CHALLENGE —
Your task is to output the data exactly as it stands.

MATERIAL TO PROCESS —
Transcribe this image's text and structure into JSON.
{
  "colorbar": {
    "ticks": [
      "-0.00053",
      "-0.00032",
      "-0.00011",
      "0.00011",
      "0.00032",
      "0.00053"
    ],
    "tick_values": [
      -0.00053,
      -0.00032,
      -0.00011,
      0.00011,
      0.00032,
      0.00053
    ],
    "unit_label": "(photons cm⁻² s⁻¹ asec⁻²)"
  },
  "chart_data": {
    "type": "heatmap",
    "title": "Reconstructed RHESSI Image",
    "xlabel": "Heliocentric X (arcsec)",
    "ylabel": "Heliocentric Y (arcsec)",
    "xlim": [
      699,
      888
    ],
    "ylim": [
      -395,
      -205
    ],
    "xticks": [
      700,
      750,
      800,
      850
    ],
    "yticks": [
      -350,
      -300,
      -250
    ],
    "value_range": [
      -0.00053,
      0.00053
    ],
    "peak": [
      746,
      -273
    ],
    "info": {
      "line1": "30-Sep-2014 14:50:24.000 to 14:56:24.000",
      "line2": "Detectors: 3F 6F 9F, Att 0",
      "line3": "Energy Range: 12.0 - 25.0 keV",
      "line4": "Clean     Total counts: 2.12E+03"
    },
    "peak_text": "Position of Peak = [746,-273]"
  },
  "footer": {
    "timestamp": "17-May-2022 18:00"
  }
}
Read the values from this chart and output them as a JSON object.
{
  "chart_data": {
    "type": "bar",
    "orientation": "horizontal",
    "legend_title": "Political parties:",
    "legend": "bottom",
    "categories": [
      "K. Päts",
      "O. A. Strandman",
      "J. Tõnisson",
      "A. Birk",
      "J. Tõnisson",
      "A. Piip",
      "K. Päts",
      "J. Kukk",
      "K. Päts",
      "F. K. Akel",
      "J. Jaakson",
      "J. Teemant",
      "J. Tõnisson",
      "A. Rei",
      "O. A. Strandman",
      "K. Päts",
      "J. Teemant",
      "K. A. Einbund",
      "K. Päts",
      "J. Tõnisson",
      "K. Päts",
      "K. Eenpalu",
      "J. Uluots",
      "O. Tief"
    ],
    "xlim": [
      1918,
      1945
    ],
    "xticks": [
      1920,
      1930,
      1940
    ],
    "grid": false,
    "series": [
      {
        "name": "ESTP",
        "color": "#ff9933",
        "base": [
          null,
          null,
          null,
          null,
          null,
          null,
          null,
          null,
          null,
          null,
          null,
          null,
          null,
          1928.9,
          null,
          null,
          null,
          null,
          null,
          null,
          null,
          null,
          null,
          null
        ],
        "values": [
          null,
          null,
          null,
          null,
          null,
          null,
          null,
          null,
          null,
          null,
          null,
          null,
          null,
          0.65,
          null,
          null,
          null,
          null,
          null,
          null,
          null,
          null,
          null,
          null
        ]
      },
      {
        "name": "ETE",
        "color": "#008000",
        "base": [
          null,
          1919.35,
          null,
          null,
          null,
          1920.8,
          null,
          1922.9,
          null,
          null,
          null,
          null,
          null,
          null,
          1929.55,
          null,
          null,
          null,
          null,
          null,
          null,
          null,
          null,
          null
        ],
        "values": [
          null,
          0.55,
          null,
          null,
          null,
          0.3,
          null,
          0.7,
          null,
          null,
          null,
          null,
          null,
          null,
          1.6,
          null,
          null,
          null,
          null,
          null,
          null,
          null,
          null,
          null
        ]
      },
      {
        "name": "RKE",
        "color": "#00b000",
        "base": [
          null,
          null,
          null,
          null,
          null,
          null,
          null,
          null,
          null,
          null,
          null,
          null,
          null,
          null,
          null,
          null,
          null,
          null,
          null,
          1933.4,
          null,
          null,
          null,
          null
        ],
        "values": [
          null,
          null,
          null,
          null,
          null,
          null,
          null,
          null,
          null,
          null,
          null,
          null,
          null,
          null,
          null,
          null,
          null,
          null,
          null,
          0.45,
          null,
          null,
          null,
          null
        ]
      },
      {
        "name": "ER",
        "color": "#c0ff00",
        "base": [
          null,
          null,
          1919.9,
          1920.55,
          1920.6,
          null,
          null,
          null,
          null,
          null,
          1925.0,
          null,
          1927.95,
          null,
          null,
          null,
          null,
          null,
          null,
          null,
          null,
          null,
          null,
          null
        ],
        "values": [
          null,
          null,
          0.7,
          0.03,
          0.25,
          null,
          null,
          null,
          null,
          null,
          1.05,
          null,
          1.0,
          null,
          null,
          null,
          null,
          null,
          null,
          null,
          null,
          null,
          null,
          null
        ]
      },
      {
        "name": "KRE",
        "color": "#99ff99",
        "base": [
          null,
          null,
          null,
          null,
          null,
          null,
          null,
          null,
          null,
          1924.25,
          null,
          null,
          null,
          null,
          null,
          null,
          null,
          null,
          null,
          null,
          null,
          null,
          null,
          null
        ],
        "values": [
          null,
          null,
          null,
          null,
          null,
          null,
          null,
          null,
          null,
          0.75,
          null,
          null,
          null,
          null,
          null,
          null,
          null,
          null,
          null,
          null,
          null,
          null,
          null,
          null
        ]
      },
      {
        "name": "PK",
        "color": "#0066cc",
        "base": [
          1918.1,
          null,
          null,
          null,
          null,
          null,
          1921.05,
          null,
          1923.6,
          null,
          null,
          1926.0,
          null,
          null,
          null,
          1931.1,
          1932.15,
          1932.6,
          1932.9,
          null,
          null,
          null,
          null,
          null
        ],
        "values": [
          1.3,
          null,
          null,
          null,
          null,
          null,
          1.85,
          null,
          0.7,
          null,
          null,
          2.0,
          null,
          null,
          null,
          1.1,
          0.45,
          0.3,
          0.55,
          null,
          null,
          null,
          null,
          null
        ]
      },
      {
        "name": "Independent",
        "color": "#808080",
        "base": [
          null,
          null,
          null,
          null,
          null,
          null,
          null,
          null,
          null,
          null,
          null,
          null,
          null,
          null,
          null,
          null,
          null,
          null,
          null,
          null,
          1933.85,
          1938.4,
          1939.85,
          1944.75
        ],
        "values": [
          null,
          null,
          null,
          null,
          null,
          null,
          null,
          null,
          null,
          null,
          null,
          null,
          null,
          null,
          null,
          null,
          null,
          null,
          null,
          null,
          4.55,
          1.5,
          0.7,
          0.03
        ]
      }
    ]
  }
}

COMPLETED EXERCISE —
Transcribe this image's text and structure into JSON.
{
  "colorbar": {
    "ticks": [
      "-0.00053",
      "-0.00032",
      "-0.00011",
      "0.00011",
      "0.00032",
      "0.00053"
    ],
    "tick_values": [
      -0.00053,
      -0.00032,
      -0.00011,
      0.00011,
      0.00032,
      0.00053
    ],
    "unit_label": "(photons cm⁻² s⁻¹ asec⁻²)"
  },
  "chart_data": {
    "type": "heatmap",
    "title": "Reconstructed RHESSI Image",
    "xlabel": "Heliocentric X (arcsec)",
    "ylabel": "Heliocentric Y (arcsec)",
    "xlim": [
      699,
      888
    ],
    "ylim": [
      -395,
      -205
    ],
    "xticks": [
      700,
      750,
      800,
      850
    ],
    "yticks": [
      -350,
      -300,
      -250
    ],
    "value_range": [
      -0.00053,
      0.00053
    ],
    "peak": [
      746,
      -273
    ],
    "info": {
      "line1": "30-Sep-2014 14:50:24.000 to 14:56:24.000",
      "line2": "Detectors: 3F 6F 9F, Att 0",
      "line3": "Energy Range: 12.0 - 25.0 keV",
      "line4": "Clean     Total counts: 2.12E+03"
    },
    "peak_text": "Position of Peak = [746,-273]"
  },
  "footer": {
    "timestamp": "17-May-2022 18:00"
  }
}
Read the values from this chart and output them as a JSON object.
{
  "chart_data": {
    "type": "bar",
    "orientation": "horizontal",
    "legend_title": "Political parties:",
    "legend": "bottom",
    "categories": [
      "K. Päts",
      "O. A. Strandman",
      "J. Tõnisson",
      "A. Birk",
      "J. Tõnisson",
      "A. Piip",
      "K. Päts",
      "J. Kukk",
      "K. Päts",
      "F. K. Akel",
      "J. Jaakson",
      "J. Teemant",
      "J. Tõnisson",
      "A. Rei",
      "O. A. Strandman",
      "K. Päts",
      "J. Teemant",
      "K. A. Einbund",
      "K. Päts",
      "J. Tõnisson",
      "K. Päts",
      "K. Eenpalu",
      "J. Uluots",
      "O. Tief"
    ],
    "xlim": [
      1918,
      1945
    ],
    "xticks": [
      1920,
      1930,
      1940
    ],
    "grid": false,
    "series": [
      {
        "name": "ESTP",
        "color": "#ff9933",
        "base": [
          null,
          null,
          null,
          null,
          null,
          null,
          null,
          null,
          null,
          null,
          null,
          null,
          null,
          1928.9,
          null,
          null,
          null,
          null,
          null,
          null,
          null,
          null,
          null,
          null
        ],
        "values": [
          null,
          null,
          null,
          null,
          null,
          null,
          null,
          null,
          null,
          null,
          null,
          null,
          null,
          0.65,
          null,
          null,
          null,
          null,
          null,
          null,
          null,
          null,
          null,
          null
        ]
      },
      {
        "name": "ETE",
        "color": "#008000",
        "base": [
          null,
          1919.35,
          null,
          null,
          null,
          1920.8,
          null,
          1922.9,
          null,
          null,
          null,
          null,
          null,
          null,
          1929.55,
          null,
          null,
          null,
          null,
          null,
          null,
          null,
          null,
          null
        ],
        "values": [
          null,
          0.55,
          null,
          null,
          null,
          0.3,
          null,
          0.7,
          null,
          null,
          null,
          null,
          null,
          null,
          1.6,
          null,
          null,
          null,
          null,
          null,
          null,
          null,
          null,
          null
        ]
      },
      {
        "name": "RKE",
        "color": "#00b000",
        "base": [
          null,
          null,
          null,
          null,
          null,
          null,
          null,
          null,
          null,
          null,
          null,
          null,
          null,
          null,
          null,
          null,
          null,
          null,
          null,
          1933.4,
          null,
          null,
          null,
          null
        ],
        "values": [
          null,
          null,
          null,
          null,
          null,
          null,
          null,
          null,
          null,
          null,
          null,
          null,
          null,
          null,
          null,
          null,
          null,
          null,
          null,
          0.45,
          null,
          null,
          null,
          null
        ]
      },
      {
        "name": "ER",
        "color": "#c0ff00",
        "base": [
          null,
          null,
          1919.9,
          1920.55,
          1920.6,
          null,
          null,
          null,
          null,
          null,
          1925.0,
          null,
          1927.95,
          null,
          null,
          null,
          null,
          null,
          null,
          null,
          null,
          null,
          null,
          null
        ],
        "values": [
          null,
          null,
          0.7,
          0.03,
          0.25,
          null,
          null,
          null,
          null,
          null,
          1.05,
          null,
          1.0,
          null,
          null,
          null,
          null,
          null,
          null,
          null,
          null,
          null,
          null,
          null
        ]
      },
      {
        "name": "KRE",
        "color": "#99ff99",
        "base": [
          null,
          null,
          null,
          null,
          null,
          null,
          null,
          null,
          null,
          1924.25,
          null,
          null,
          null,
          null,
          null,
          null,
          null,
          null,
          null,
          null,
          null,
          null,
          null,
          null
        ],
        "values": [
          null,
          null,
          null,
          null,
          null,
          null,
          null,
          null,
          null,
          0.75,
          null,
          null,
          null,
          null,
          null,
          null,
          null,
          null,
          null,
          null,
          null,
          null,
          null,
          null
        ]
      },
      {
        "name": "PK",
        "color": "#0066cc",
        "base": [
          1918.1,
          null,
          null,
          null,
          null,
          null,
          1921.05,
          null,
          1923.6,
          null,
          null,
          1926.0,
          null,
          null,
          null,
          1931.1,
          1932.15,
          1932.6,
          1932.9,
          null,
          null,
          null,
          null,
          null
        ],
        "values": [
          1.3,
          null,
          null,
          null,
          null,
          null,
          1.85,
          null,
          0.7,
          null,
          null,
          2.0,
          null,
          null,
          null,
          1.1,
          0.45,
          0.3,
          0.55,
          null,
          null,
          null,
          null,
          null
        ]
      },
      {
        "name": "Independent",
        "color": "#808080",
        "base": [
          null,
          null,
          null,
          null,
          null,
          null,
          null,
          null,
          null,
          null,
          null,
          null,
          null,
          null,
          null,
          null,
          null,
          null,
          null,
          null,
          1933.85,
          1938.4,
          1939.85,
          1944.75
        ],
        "values": [
          null,
          null,
          null,
          null,
          null,
          null,
          null,
          null,
          null,
          null,
          null,
          null,
          null,
          null,
          null,
          null,
          null,
          null,
          null,
          null,
          4.55,
          1.5,
          0.7,
          0.03
        ]
      }
    ]
  }
}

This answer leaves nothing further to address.